STATED GOAL:
Return every entry exactly as written.
-- start INPUT FOR THIS TASK --
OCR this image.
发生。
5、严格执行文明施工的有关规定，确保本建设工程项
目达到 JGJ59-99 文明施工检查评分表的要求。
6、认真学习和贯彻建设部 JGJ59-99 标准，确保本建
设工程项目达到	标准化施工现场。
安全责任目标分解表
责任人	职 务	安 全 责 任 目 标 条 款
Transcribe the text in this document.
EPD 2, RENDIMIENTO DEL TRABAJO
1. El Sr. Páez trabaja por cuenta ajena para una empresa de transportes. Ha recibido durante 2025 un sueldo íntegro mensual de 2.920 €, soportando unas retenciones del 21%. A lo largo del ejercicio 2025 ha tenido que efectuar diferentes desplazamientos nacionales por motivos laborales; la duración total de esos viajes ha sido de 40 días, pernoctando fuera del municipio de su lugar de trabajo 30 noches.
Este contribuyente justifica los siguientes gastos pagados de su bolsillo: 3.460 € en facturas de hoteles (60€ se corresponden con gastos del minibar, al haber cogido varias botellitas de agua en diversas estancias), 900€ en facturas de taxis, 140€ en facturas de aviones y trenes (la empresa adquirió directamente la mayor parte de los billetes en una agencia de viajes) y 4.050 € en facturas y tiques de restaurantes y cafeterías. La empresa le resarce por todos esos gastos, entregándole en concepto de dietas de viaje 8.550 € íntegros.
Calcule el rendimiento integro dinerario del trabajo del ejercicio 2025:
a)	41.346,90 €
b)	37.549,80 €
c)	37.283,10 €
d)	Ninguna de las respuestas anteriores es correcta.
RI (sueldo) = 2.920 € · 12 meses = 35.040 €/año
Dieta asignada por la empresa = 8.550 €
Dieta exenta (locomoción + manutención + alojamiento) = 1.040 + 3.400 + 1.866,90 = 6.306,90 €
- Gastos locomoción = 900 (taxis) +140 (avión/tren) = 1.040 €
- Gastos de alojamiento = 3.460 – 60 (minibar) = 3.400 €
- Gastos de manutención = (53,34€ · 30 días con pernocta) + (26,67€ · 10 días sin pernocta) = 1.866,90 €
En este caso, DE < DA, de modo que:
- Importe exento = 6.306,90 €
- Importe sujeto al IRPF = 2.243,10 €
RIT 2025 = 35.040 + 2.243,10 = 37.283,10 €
-- end INPUT FOR THIS TASK --
ANSWER TO THIS EXERCISE:
OCR this image.
发生。
5、严格执行文明施工的有关规定，确保本建设工程项
目达到 JGJ59-99 文明施工检查评分表的要求。
6、认真学习和贯彻建设部 JGJ59-99 标准，确保本建
设工程项目达到	标准化施工现场。
安全责任目标分解表
责任人	职 务	安 全 责 任 目 标 条 款
Transcribe the text in this document.
EPD 2, RENDIMIENTO DEL TRABAJO
1. El Sr. Páez trabaja por cuenta ajena para una empresa de transportes. Ha recibido durante 2025 un sueldo íntegro mensual de 2.920 €, soportando unas retenciones del 21%. A lo largo del ejercicio 2025 ha tenido que efectuar diferentes desplazamientos nacionales por motivos laborales; la duración total de esos viajes ha sido de 40 días, pernoctando fuera del municipio de su lugar de trabajo 30 noches.
Este contribuyente justifica los siguientes gastos pagados de su bolsillo: 3.460 € en facturas de hoteles (60€ se corresponden con gastos del minibar, al haber cogido varias botellitas de agua en diversas estancias), 900€ en facturas de taxis, 140€ en facturas de aviones y trenes (la empresa adquirió directamente la mayor parte de los billetes en una agencia de viajes) y 4.050 € en facturas y tiques de restaurantes y cafeterías. La empresa le resarce por todos esos gastos, entregándole en concepto de dietas de viaje 8.550 € íntegros.
Calcule el rendimiento integro dinerario del trabajo del ejercicio 2025:
a)	41.346,90 €
b)	37.549,80 €
c)	37.283,10 €
d)	Ninguna de las respuestas anteriores es correcta.
RI (sueldo) = 2.920 € · 12 meses = 35.040 €/año
Dieta asignada por la empresa = 8.550 €
Dieta exenta (locomoción + manutención + alojamiento) = 1.040 + 3.400 + 1.866,90 = 6.306,90 €
- Gastos locomoción = 900 (taxis) +140 (avión/tren) = 1.040 €
- Gastos de alojamiento = 3.460 – 60 (minibar) = 3.400 €
- Gastos de manutención = (53,34€ · 30 días con pernocta) + (26,67€ · 10 días sin pernocta) = 1.866,90 €
En este caso, DE < DA, de modo que:
- Importe exento = 6.306,90 €
- Importe sujeto al IRPF = 2.243,10 €
RIT 2025 = 35.040 + 2.243,10 = 37.283,10 €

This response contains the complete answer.